— START OF Entries —

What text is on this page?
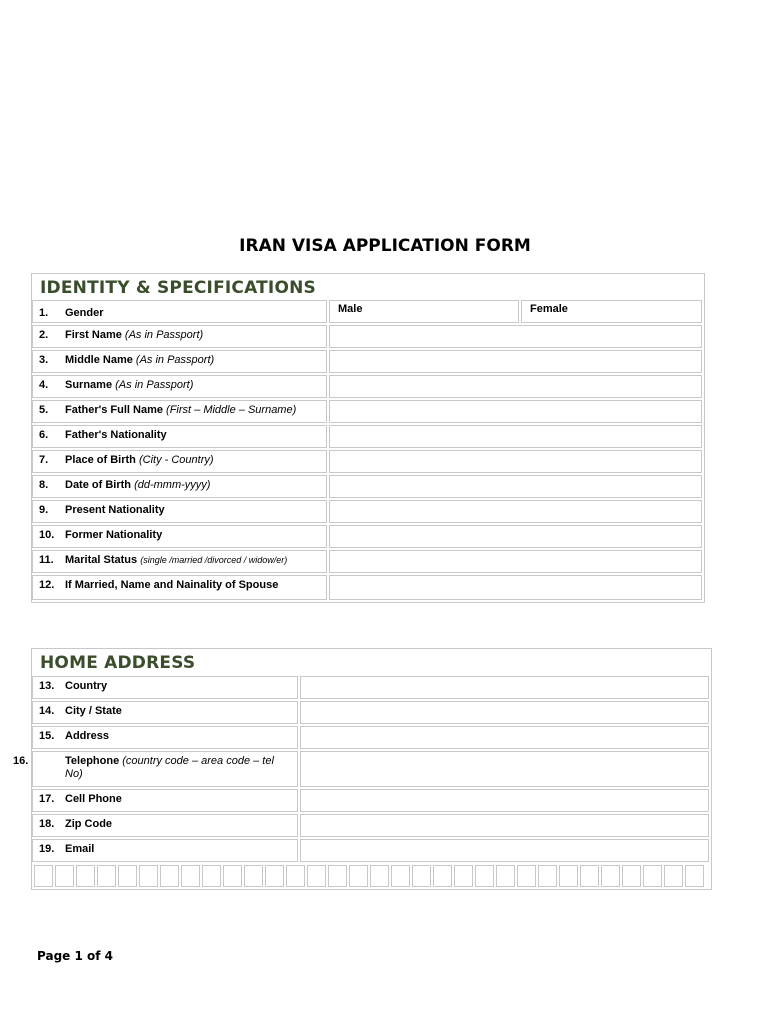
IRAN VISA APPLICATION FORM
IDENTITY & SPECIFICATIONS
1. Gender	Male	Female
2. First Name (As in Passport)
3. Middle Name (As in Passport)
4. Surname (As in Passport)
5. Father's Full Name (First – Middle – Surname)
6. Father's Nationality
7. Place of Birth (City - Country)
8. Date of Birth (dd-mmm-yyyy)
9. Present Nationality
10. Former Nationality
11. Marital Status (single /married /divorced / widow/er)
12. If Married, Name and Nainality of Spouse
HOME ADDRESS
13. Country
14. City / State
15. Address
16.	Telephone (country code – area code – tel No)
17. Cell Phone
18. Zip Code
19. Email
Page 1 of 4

— END OF Entries —
— START OF Entries —

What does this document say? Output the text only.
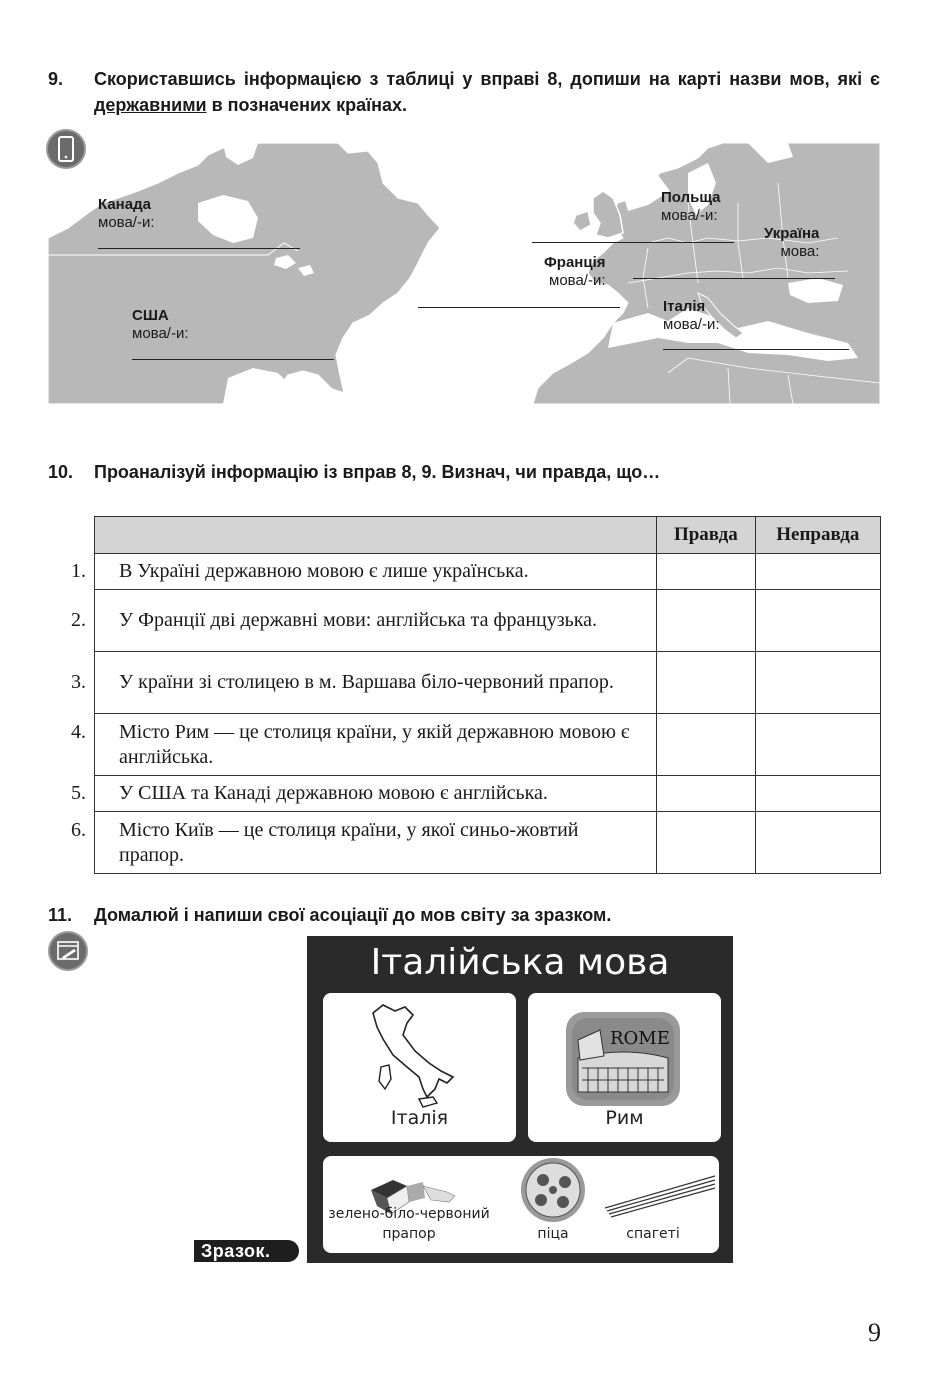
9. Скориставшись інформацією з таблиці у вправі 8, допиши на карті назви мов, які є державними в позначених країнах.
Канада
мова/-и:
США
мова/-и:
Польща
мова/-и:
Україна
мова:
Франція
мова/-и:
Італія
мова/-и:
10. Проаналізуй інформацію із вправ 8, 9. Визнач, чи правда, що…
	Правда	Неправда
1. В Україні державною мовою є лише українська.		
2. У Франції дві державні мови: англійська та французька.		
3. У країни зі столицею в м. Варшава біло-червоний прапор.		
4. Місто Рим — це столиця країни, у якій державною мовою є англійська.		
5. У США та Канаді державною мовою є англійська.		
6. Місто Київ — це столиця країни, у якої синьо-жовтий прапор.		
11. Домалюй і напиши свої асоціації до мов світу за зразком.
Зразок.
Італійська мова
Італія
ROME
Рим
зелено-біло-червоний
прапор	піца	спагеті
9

— END OF Entries —

§ **Exercise directions**
What is the number of lines in the listing that include the word "City"? Give that number and nothing else.

§ **Answer to this exercise**
2